**Dataset rows**
++++++

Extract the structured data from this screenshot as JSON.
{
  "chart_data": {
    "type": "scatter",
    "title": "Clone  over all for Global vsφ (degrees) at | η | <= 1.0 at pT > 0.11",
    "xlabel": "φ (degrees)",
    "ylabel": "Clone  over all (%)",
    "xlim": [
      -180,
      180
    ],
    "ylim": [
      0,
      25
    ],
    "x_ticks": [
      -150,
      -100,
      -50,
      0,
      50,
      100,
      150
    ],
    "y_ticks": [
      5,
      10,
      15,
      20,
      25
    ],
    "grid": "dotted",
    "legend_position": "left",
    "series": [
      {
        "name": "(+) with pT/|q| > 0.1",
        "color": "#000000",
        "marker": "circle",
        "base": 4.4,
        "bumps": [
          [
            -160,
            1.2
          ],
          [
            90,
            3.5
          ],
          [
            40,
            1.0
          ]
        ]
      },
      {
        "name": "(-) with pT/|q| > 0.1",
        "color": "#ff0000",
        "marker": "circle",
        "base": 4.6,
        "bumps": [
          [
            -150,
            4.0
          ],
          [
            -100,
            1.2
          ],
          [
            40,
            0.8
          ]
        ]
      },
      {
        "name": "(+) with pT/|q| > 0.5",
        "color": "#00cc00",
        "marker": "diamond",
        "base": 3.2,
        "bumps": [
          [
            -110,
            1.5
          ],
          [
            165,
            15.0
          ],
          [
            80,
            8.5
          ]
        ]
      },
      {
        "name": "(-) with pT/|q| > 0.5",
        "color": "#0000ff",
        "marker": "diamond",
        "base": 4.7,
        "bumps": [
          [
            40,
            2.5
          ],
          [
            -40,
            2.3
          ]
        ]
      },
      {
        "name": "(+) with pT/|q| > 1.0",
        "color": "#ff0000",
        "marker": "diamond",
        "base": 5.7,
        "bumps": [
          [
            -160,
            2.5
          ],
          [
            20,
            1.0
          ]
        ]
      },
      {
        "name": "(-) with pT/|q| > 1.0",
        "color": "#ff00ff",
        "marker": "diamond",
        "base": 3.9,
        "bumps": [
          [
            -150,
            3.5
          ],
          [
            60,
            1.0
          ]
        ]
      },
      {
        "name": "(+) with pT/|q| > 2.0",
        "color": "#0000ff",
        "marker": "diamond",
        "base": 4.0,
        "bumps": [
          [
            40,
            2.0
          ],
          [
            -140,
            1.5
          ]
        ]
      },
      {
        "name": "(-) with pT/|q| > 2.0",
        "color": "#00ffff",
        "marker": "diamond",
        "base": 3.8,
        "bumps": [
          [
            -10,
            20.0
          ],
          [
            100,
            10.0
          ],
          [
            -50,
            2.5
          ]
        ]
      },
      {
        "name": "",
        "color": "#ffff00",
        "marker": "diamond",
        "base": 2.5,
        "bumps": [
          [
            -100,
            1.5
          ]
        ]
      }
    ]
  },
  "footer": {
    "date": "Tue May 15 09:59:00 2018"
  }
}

++++++

**GOAL OF THE EXERCISE**
Reproduce the material above without altering a single character.

**WRITTEN RESPONSE**
Extract the structured data from this screenshot as JSON.
{
  "chart_data": {
    "type": "scatter",
    "title": "Clone  over all for Global vsφ (degrees) at | η | <= 1.0 at pT > 0.11",
    "xlabel": "φ (degrees)",
    "ylabel": "Clone  over all (%)",
    "xlim": [
      -180,
      180
    ],
    "ylim": [
      0,
      25
    ],
    "x_ticks": [
      -150,
      -100,
      -50,
      0,
      50,
      100,
      150
    ],
    "y_ticks": [
      5,
      10,
      15,
      20,
      25
    ],
    "grid": "dotted",
    "legend_position": "left",
    "series": [
      {
        "name": "(+) with pT/|q| > 0.1",
        "color": "#000000",
        "marker": "circle",
        "base": 4.4,
        "bumps": [
          [
            -160,
            1.2
          ],
          [
            90,
            3.5
          ],
          [
            40,
            1.0
          ]
        ]
      },
      {
        "name": "(-) with pT/|q| > 0.1",
        "color": "#ff0000",
        "marker": "circle",
        "base": 4.6,
        "bumps": [
          [
            -150,
            4.0
          ],
          [
            -100,
            1.2
          ],
          [
            40,
            0.8
          ]
        ]
      },
      {
        "name": "(+) with pT/|q| > 0.5",
        "color": "#00cc00",
        "marker": "diamond",
        "base": 3.2,
        "bumps": [
          [
            -110,
            1.5
          ],
          [
            165,
            15.0
          ],
          [
            80,
            8.5
          ]
        ]
      },
      {
        "name": "(-) with pT/|q| > 0.5",
        "color": "#0000ff",
        "marker": "diamond",
        "base": 4.7,
        "bumps": [
          [
            40,
            2.5
          ],
          [
            -40,
            2.3
          ]
        ]
      },
      {
        "name": "(+) with pT/|q| > 1.0",
        "color": "#ff0000",
        "marker": "diamond",
        "base": 5.7,
        "bumps": [
          [
            -160,
            2.5
          ],
          [
            20,
            1.0
          ]
        ]
      },
      {
        "name": "(-) with pT/|q| > 1.0",
        "color": "#ff00ff",
        "marker": "diamond",
        "base": 3.9,
        "bumps": [
          [
            -150,
            3.5
          ],
          [
            60,
            1.0
          ]
        ]
      },
      {
        "name": "(+) with pT/|q| > 2.0",
        "color": "#0000ff",
        "marker": "diamond",
        "base": 4.0,
        "bumps": [
          [
            40,
            2.0
          ],
          [
            -140,
            1.5
          ]
        ]
      },
      {
        "name": "(-) with pT/|q| > 2.0",
        "color": "#00ffff",
        "marker": "diamond",
        "base": 3.8,
        "bumps": [
          [
            -10,
            20.0
          ],
          [
            100,
            10.0
          ],
          [
            -50,
            2.5
          ]
        ]
      },
      {
        "name": "",
        "color": "#ffff00",
        "marker": "diamond",
        "base": 2.5,
        "bumps": [
          [
            -100,
            1.5
          ]
        ]
      }
    ]
  },
  "footer": {
    "date": "Tue May 15 09:59:00 2018"
  }
}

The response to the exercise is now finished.